[begin GIVEN INFORMATION]
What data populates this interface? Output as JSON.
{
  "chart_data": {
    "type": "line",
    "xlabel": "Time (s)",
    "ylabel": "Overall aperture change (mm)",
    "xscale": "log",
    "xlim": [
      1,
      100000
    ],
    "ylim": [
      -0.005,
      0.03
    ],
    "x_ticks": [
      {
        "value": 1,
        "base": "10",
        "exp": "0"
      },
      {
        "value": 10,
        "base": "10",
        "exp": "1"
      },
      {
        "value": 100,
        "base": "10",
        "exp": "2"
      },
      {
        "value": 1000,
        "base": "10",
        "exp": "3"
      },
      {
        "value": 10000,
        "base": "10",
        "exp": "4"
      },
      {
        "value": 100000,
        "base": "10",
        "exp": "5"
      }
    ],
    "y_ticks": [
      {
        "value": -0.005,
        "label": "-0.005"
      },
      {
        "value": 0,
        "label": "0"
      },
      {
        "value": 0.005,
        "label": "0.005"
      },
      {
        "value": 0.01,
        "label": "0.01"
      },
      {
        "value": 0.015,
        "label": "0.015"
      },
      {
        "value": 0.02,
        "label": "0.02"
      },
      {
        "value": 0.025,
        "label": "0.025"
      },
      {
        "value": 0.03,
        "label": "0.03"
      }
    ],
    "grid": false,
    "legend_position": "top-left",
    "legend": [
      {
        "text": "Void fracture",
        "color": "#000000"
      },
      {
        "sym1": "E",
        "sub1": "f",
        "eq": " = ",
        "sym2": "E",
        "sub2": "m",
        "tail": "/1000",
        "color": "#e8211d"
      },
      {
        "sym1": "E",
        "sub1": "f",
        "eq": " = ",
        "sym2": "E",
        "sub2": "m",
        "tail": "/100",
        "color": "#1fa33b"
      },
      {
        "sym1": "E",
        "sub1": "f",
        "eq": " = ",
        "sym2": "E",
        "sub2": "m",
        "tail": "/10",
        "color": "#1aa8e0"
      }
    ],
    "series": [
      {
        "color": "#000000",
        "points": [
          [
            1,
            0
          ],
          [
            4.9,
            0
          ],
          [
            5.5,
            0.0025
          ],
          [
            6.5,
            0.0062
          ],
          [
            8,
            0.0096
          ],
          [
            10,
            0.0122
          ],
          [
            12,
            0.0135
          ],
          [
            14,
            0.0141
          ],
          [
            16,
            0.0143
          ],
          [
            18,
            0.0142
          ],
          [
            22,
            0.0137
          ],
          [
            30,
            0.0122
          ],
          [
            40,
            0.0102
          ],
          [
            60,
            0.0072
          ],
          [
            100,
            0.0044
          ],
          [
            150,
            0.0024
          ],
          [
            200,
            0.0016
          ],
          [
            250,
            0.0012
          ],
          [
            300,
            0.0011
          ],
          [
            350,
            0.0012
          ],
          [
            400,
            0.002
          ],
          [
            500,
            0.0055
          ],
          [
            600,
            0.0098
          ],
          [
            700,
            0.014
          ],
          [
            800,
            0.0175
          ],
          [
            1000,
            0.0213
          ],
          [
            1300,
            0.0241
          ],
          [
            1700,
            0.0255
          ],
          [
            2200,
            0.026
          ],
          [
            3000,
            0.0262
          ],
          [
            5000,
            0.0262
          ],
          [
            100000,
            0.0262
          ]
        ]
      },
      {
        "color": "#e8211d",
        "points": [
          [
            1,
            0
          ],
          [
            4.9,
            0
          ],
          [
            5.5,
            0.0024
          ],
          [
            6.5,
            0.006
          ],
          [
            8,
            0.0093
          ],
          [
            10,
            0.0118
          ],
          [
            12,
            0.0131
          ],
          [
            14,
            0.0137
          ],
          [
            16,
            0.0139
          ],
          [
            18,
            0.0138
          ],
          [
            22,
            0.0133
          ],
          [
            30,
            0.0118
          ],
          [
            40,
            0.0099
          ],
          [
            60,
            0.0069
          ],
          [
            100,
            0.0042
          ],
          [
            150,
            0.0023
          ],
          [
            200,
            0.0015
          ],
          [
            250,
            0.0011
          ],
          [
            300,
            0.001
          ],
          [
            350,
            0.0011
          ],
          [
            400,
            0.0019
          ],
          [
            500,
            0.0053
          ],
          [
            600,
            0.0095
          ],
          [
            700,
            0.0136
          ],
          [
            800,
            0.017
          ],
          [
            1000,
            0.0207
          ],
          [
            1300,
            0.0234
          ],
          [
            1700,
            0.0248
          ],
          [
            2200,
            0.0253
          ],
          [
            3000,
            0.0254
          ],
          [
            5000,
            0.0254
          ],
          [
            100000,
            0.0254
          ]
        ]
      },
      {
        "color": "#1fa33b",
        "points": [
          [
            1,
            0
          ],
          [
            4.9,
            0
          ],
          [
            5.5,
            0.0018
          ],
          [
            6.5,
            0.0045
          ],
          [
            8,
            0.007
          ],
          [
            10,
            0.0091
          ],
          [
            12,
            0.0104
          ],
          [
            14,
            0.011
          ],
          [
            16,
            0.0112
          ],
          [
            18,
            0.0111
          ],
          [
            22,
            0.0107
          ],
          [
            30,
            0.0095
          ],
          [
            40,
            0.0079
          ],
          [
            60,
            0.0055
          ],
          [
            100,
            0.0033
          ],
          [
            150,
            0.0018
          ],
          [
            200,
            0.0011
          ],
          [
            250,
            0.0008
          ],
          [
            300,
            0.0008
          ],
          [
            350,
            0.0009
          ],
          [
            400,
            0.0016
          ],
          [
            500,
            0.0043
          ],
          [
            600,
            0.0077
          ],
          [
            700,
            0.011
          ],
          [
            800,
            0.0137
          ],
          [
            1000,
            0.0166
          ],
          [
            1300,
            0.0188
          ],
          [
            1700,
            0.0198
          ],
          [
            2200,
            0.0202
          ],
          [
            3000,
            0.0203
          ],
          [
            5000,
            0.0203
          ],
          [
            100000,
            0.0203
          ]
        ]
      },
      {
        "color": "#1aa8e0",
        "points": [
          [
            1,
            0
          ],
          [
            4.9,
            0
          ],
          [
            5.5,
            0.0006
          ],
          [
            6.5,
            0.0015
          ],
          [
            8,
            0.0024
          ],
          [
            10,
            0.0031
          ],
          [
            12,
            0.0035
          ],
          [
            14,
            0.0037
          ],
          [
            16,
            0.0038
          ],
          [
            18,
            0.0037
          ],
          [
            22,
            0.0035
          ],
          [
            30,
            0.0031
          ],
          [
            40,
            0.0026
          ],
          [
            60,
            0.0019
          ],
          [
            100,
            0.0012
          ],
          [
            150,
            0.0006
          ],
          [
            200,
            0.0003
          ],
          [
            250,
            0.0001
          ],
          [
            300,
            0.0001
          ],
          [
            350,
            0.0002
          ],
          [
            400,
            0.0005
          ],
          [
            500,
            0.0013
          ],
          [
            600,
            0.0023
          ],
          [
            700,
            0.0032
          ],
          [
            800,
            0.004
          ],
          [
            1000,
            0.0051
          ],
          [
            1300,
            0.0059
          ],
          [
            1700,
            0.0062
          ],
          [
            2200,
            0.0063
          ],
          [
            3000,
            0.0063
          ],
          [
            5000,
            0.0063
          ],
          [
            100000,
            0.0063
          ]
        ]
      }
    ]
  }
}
[end GIVEN INFORMATION]
● **GIVEN PROBLEM**
Quote the data above in full, changing nothing.

● **RESULT FOR THIS TASK**
What data populates this interface? Output as JSON.
{
  "chart_data": {
    "type": "line",
    "xlabel": "Time (s)",
    "ylabel": "Overall aperture change (mm)",
    "xscale": "log",
    "xlim": [
      1,
      100000
    ],
    "ylim": [
      -0.005,
      0.03
    ],
    "x_ticks": [
      {
        "value": 1,
        "base": "10",
        "exp": "0"
      },
      {
        "value": 10,
        "base": "10",
        "exp": "1"
      },
      {
        "value": 100,
        "base": "10",
        "exp": "2"
      },
      {
        "value": 1000,
        "base": "10",
        "exp": "3"
      },
      {
        "value": 10000,
        "base": "10",
        "exp": "4"
      },
      {
        "value": 100000,
        "base": "10",
        "exp": "5"
      }
    ],
    "y_ticks": [
      {
        "value": -0.005,
        "label": "-0.005"
      },
      {
        "value": 0,
        "label": "0"
      },
      {
        "value": 0.005,
        "label": "0.005"
      },
      {
        "value": 0.01,
        "label": "0.01"
      },
      {
        "value": 0.015,
        "label": "0.015"
      },
      {
        "value": 0.02,
        "label": "0.02"
      },
      {
        "value": 0.025,
        "label": "0.025"
      },
      {
        "value": 0.03,
        "label": "0.03"
      }
    ],
    "grid": false,
    "legend_position": "top-left",
    "legend": [
      {
        "text": "Void fracture",
        "color": "#000000"
      },
      {
        "sym1": "E",
        "sub1": "f",
        "eq": " = ",
        "sym2": "E",
        "sub2": "m",
        "tail": "/1000",
        "color": "#e8211d"
      },
      {
        "sym1": "E",
        "sub1": "f",
        "eq": " = ",
        "sym2": "E",
        "sub2": "m",
        "tail": "/100",
        "color": "#1fa33b"
      },
      {
        "sym1": "E",
        "sub1": "f",
        "eq": " = ",
        "sym2": "E",
        "sub2": "m",
        "tail": "/10",
        "color": "#1aa8e0"
      }
    ],
    "series": [
      {
        "color": "#000000",
        "points": [
          [
            1,
            0
          ],
          [
            4.9,
            0
          ],
          [
            5.5,
            0.0025
          ],
          [
            6.5,
            0.0062
          ],
          [
            8,
            0.0096
          ],
          [
            10,
            0.0122
          ],
          [
            12,
            0.0135
          ],
          [
            14,
            0.0141
          ],
          [
            16,
            0.0143
          ],
          [
            18,
            0.0142
          ],
          [
            22,
            0.0137
          ],
          [
            30,
            0.0122
          ],
          [
            40,
            0.0102
          ],
          [
            60,
            0.0072
          ],
          [
            100,
            0.0044
          ],
          [
            150,
            0.0024
          ],
          [
            200,
            0.0016
          ],
          [
            250,
            0.0012
          ],
          [
            300,
            0.0011
          ],
          [
            350,
            0.0012
          ],
          [
            400,
            0.002
          ],
          [
            500,
            0.0055
          ],
          [
            600,
            0.0098
          ],
          [
            700,
            0.014
          ],
          [
            800,
            0.0175
          ],
          [
            1000,
            0.0213
          ],
          [
            1300,
            0.0241
          ],
          [
            1700,
            0.0255
          ],
          [
            2200,
            0.026
          ],
          [
            3000,
            0.0262
          ],
          [
            5000,
            0.0262
          ],
          [
            100000,
            0.0262
          ]
        ]
      },
      {
        "color": "#e8211d",
        "points": [
          [
            1,
            0
          ],
          [
            4.9,
            0
          ],
          [
            5.5,
            0.0024
          ],
          [
            6.5,
            0.006
          ],
          [
            8,
            0.0093
          ],
          [
            10,
            0.0118
          ],
          [
            12,
            0.0131
          ],
          [
            14,
            0.0137
          ],
          [
            16,
            0.0139
          ],
          [
            18,
            0.0138
          ],
          [
            22,
            0.0133
          ],
          [
            30,
            0.0118
          ],
          [
            40,
            0.0099
          ],
          [
            60,
            0.0069
          ],
          [
            100,
            0.0042
          ],
          [
            150,
            0.0023
          ],
          [
            200,
            0.0015
          ],
          [
            250,
            0.0011
          ],
          [
            300,
            0.001
          ],
          [
            350,
            0.0011
          ],
          [
            400,
            0.0019
          ],
          [
            500,
            0.0053
          ],
          [
            600,
            0.0095
          ],
          [
            700,
            0.0136
          ],
          [
            800,
            0.017
          ],
          [
            1000,
            0.0207
          ],
          [
            1300,
            0.0234
          ],
          [
            1700,
            0.0248
          ],
          [
            2200,
            0.0253
          ],
          [
            3000,
            0.0254
          ],
          [
            5000,
            0.0254
          ],
          [
            100000,
            0.0254
          ]
        ]
      },
      {
        "color": "#1fa33b",
        "points": [
          [
            1,
            0
          ],
          [
            4.9,
            0
          ],
          [
            5.5,
            0.0018
          ],
          [
            6.5,
            0.0045
          ],
          [
            8,
            0.007
          ],
          [
            10,
            0.0091
          ],
          [
            12,
            0.0104
          ],
          [
            14,
            0.011
          ],
          [
            16,
            0.0112
          ],
          [
            18,
            0.0111
          ],
          [
            22,
            0.0107
          ],
          [
            30,
            0.0095
          ],
          [
            40,
            0.0079
          ],
          [
            60,
            0.0055
          ],
          [
            100,
            0.0033
          ],
          [
            150,
            0.0018
          ],
          [
            200,
            0.0011
          ],
          [
            250,
            0.0008
          ],
          [
            300,
            0.0008
          ],
          [
            350,
            0.0009
          ],
          [
            400,
            0.0016
          ],
          [
            500,
            0.0043
          ],
          [
            600,
            0.0077
          ],
          [
            700,
            0.011
          ],
          [
            800,
            0.0137
          ],
          [
            1000,
            0.0166
          ],
          [
            1300,
            0.0188
          ],
          [
            1700,
            0.0198
          ],
          [
            2200,
            0.0202
          ],
          [
            3000,
            0.0203
          ],
          [
            5000,
            0.0203
          ],
          [
            100000,
            0.0203
          ]
        ]
      },
      {
        "color": "#1aa8e0",
        "points": [
          [
            1,
            0
          ],
          [
            4.9,
            0
          ],
          [
            5.5,
            0.0006
          ],
          [
            6.5,
            0.0015
          ],
          [
            8,
            0.0024
          ],
          [
            10,
            0.0031
          ],
          [
            12,
            0.0035
          ],
          [
            14,
            0.0037
          ],
          [
            16,
            0.0038
          ],
          [
            18,
            0.0037
          ],
          [
            22,
            0.0035
          ],
          [
            30,
            0.0031
          ],
          [
            40,
            0.0026
          ],
          [
            60,
            0.0019
          ],
          [
            100,
            0.0012
          ],
          [
            150,
            0.0006
          ],
          [
            200,
            0.0003
          ],
          [
            250,
            0.0001
          ],
          [
            300,
            0.0001
          ],
          [
            350,
            0.0002
          ],
          [
            400,
            0.0005
          ],
          [
            500,
            0.0013
          ],
          [
            600,
            0.0023
          ],
          [
            700,
            0.0032
          ],
          [
            800,
            0.004
          ],
          [
            1000,
            0.0051
          ],
          [
            1300,
            0.0059
          ],
          [
            1700,
            0.0062
          ],
          [
            2200,
            0.0063
          ],
          [
            3000,
            0.0063
          ],
          [
            5000,
            0.0063
          ],
          [
            100000,
            0.0063
          ]
        ]
      }
    ]
  }
}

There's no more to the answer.